- Your instructions -
Copy each of the rows below word for word, changing nothing.

Items from a dataset
= = = = =

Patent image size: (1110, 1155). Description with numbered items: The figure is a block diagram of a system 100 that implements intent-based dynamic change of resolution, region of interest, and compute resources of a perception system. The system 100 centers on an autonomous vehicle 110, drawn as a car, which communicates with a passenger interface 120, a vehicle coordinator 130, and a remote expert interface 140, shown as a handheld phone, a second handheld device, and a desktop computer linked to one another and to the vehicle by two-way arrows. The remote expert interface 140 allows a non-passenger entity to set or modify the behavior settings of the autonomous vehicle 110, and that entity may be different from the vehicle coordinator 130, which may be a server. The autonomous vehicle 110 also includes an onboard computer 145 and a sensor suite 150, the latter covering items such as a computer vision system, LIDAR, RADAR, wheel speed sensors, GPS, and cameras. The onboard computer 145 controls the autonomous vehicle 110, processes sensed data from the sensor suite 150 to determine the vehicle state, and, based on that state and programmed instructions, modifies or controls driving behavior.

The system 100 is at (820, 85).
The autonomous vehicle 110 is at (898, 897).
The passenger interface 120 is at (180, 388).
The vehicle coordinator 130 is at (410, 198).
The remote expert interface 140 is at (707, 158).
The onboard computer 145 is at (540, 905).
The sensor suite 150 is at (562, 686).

= = = = =

- Exercise answer -
Patent image size: (1110, 1155). Description with numbered items: The figure is a block diagram of a system 100 that implements intent-based dynamic change of resolution, region of interest, and compute resources of a perception system. The system 100 centers on an autonomous vehicle 110, drawn as a car, which communicates with a passenger interface 120, a vehicle coordinator 130, and a remote expert interface 140, shown as a handheld phone, a second handheld device, and a desktop computer linked to one another and to the vehicle by two-way arrows. The remote expert interface 140 allows a non-passenger entity to set or modify the behavior settings of the autonomous vehicle 110, and that entity may be different from the vehicle coordinator 130, which may be a server. The autonomous vehicle 110 also includes an onboard computer 145 and a sensor suite 150, the latter covering items such as a computer vision system, LIDAR, RADAR, wheel speed sensors, GPS, and cameras. The onboard computer 145 controls the autonomous vehicle 110, processes sensed data from the sensor suite 150 to determine the vehicle state, and, based on that state and programmed instructions, modifies or controls driving behavior.

The system 100 is at (820, 85).
The autonomous vehicle 110 is at (898, 897).
The passenger interface 120 is at (180, 388).
The vehicle coordinator 130 is at (410, 198).
The remote expert interface 140 is at (707, 158).
The onboard computer 145 is at (540, 905).
The sensor suite 150 is at (562, 686).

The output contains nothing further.